→ **Exercise description**
Would you write out the entries below, every one of them, exactly?

[Stored data entries]

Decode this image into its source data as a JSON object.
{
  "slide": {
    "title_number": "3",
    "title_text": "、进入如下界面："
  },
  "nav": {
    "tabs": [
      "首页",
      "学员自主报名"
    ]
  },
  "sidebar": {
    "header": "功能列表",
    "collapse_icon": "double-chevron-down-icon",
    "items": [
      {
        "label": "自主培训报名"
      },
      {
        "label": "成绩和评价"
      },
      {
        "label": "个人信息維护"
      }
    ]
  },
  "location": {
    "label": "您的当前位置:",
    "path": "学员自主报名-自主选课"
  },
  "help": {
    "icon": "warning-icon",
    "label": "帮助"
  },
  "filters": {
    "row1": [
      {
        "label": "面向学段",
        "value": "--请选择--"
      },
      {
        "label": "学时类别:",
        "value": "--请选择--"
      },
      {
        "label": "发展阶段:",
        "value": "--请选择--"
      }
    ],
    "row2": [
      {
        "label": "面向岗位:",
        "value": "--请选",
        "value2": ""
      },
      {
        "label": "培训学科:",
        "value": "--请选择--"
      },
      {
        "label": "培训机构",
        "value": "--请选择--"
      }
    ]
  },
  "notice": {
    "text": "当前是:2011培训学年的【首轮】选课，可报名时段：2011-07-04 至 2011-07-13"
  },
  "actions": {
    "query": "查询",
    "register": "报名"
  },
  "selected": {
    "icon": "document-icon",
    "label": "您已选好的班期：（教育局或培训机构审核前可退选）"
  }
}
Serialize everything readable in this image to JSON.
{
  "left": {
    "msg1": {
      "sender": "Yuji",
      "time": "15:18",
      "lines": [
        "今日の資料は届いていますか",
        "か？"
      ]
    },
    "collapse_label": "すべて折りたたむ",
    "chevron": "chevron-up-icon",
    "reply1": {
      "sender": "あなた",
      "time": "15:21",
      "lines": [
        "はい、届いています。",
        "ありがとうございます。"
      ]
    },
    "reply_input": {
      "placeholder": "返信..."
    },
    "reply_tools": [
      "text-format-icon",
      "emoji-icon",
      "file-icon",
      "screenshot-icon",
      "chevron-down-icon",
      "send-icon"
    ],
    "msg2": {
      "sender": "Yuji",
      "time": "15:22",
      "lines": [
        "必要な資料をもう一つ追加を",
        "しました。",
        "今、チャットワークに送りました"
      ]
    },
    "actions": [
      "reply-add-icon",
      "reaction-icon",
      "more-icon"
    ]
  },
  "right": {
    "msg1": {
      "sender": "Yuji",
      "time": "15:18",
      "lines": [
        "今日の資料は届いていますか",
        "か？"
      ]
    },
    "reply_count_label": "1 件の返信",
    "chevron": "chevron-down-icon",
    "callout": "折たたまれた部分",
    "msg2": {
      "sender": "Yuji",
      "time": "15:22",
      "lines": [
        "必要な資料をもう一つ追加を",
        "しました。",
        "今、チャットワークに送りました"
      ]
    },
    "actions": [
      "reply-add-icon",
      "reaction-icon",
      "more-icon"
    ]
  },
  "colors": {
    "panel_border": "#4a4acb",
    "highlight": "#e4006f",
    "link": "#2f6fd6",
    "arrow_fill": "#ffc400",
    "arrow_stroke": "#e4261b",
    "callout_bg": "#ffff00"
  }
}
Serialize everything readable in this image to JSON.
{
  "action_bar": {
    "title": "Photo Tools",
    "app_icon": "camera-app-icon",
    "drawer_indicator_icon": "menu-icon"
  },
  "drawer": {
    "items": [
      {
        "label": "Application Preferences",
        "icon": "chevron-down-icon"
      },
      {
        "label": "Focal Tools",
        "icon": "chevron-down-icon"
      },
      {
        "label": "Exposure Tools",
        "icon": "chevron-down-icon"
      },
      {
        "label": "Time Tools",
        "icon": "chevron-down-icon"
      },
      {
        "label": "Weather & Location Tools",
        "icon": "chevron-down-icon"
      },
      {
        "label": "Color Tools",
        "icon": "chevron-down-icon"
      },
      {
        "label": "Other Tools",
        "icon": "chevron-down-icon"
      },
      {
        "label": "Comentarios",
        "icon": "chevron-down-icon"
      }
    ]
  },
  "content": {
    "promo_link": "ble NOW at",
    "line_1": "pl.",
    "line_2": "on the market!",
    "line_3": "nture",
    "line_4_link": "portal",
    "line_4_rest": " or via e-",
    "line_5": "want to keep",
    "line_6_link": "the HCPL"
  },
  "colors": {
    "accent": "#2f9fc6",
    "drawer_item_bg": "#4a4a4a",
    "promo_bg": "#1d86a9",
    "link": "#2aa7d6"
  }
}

→ **Result of the exercise**
Decode this image into its source data as a JSON object.
{
  "slide": {
    "title_number": "3",
    "title_text": "、进入如下界面："
  },
  "nav": {
    "tabs": [
      "首页",
      "学员自主报名"
    ]
  },
  "sidebar": {
    "header": "功能列表",
    "collapse_icon": "double-chevron-down-icon",
    "items": [
      {
        "label": "自主培训报名"
      },
      {
        "label": "成绩和评价"
      },
      {
        "label": "个人信息維护"
      }
    ]
  },
  "location": {
    "label": "您的当前位置:",
    "path": "学员自主报名-自主选课"
  },
  "help": {
    "icon": "warning-icon",
    "label": "帮助"
  },
  "filters": {
    "row1": [
      {
        "label": "面向学段",
        "value": "--请选择--"
      },
      {
        "label": "学时类别:",
        "value": "--请选择--"
      },
      {
        "label": "发展阶段:",
        "value": "--请选择--"
      }
    ],
    "row2": [
      {
        "label": "面向岗位:",
        "value": "--请选",
        "value2": ""
      },
      {
        "label": "培训学科:",
        "value": "--请选择--"
      },
      {
        "label": "培训机构",
        "value": "--请选择--"
      }
    ]
  },
  "notice": {
    "text": "当前是:2011培训学年的【首轮】选课，可报名时段：2011-07-04 至 2011-07-13"
  },
  "actions": {
    "query": "查询",
    "register": "报名"
  },
  "selected": {
    "icon": "document-icon",
    "label": "您已选好的班期：（教育局或培训机构审核前可退选）"
  }
}
Serialize everything readable in this image to JSON.
{
  "left": {
    "msg1": {
      "sender": "Yuji",
      "time": "15:18",
      "lines": [
        "今日の資料は届いていますか",
        "か？"
      ]
    },
    "collapse_label": "すべて折りたたむ",
    "chevron": "chevron-up-icon",
    "reply1": {
      "sender": "あなた",
      "time": "15:21",
      "lines": [
        "はい、届いています。",
        "ありがとうございます。"
      ]
    },
    "reply_input": {
      "placeholder": "返信..."
    },
    "reply_tools": [
      "text-format-icon",
      "emoji-icon",
      "file-icon",
      "screenshot-icon",
      "chevron-down-icon",
      "send-icon"
    ],
    "msg2": {
      "sender": "Yuji",
      "time": "15:22",
      "lines": [
        "必要な資料をもう一つ追加を",
        "しました。",
        "今、チャットワークに送りました"
      ]
    },
    "actions": [
      "reply-add-icon",
      "reaction-icon",
      "more-icon"
    ]
  },
  "right": {
    "msg1": {
      "sender": "Yuji",
      "time": "15:18",
      "lines": [
        "今日の資料は届いていますか",
        "か？"
      ]
    },
    "reply_count_label": "1 件の返信",
    "chevron": "chevron-down-icon",
    "callout": "折たたまれた部分",
    "msg2": {
      "sender": "Yuji",
      "time": "15:22",
      "lines": [
        "必要な資料をもう一つ追加を",
        "しました。",
        "今、チャットワークに送りました"
      ]
    },
    "actions": [
      "reply-add-icon",
      "reaction-icon",
      "more-icon"
    ]
  },
  "colors": {
    "panel_border": "#4a4acb",
    "highlight": "#e4006f",
    "link": "#2f6fd6",
    "arrow_fill": "#ffc400",
    "arrow_stroke": "#e4261b",
    "callout_bg": "#ffff00"
  }
}
Serialize everything readable in this image to JSON.
{
  "action_bar": {
    "title": "Photo Tools",
    "app_icon": "camera-app-icon",
    "drawer_indicator_icon": "menu-icon"
  },
  "drawer": {
    "items": [
      {
        "label": "Application Preferences",
        "icon": "chevron-down-icon"
      },
      {
        "label": "Focal Tools",
        "icon": "chevron-down-icon"
      },
      {
        "label": "Exposure Tools",
        "icon": "chevron-down-icon"
      },
      {
        "label": "Time Tools",
        "icon": "chevron-down-icon"
      },
      {
        "label": "Weather & Location Tools",
        "icon": "chevron-down-icon"
      },
      {
        "label": "Color Tools",
        "icon": "chevron-down-icon"
      },
      {
        "label": "Other Tools",
        "icon": "chevron-down-icon"
      },
      {
        "label": "Comentarios",
        "icon": "chevron-down-icon"
      }
    ]
  },
  "content": {
    "promo_link": "ble NOW at",
    "line_1": "pl.",
    "line_2": "on the market!",
    "line_3": "nture",
    "line_4_link": "portal",
    "line_4_rest": " or via e-",
    "line_5": "want to keep",
    "line_6_link": "the HCPL"
  },
  "colors": {
    "accent": "#2f9fc6",
    "drawer_item_bg": "#4a4a4a",
    "promo_bg": "#1d86a9",
    "link": "#2aa7d6"
  }
}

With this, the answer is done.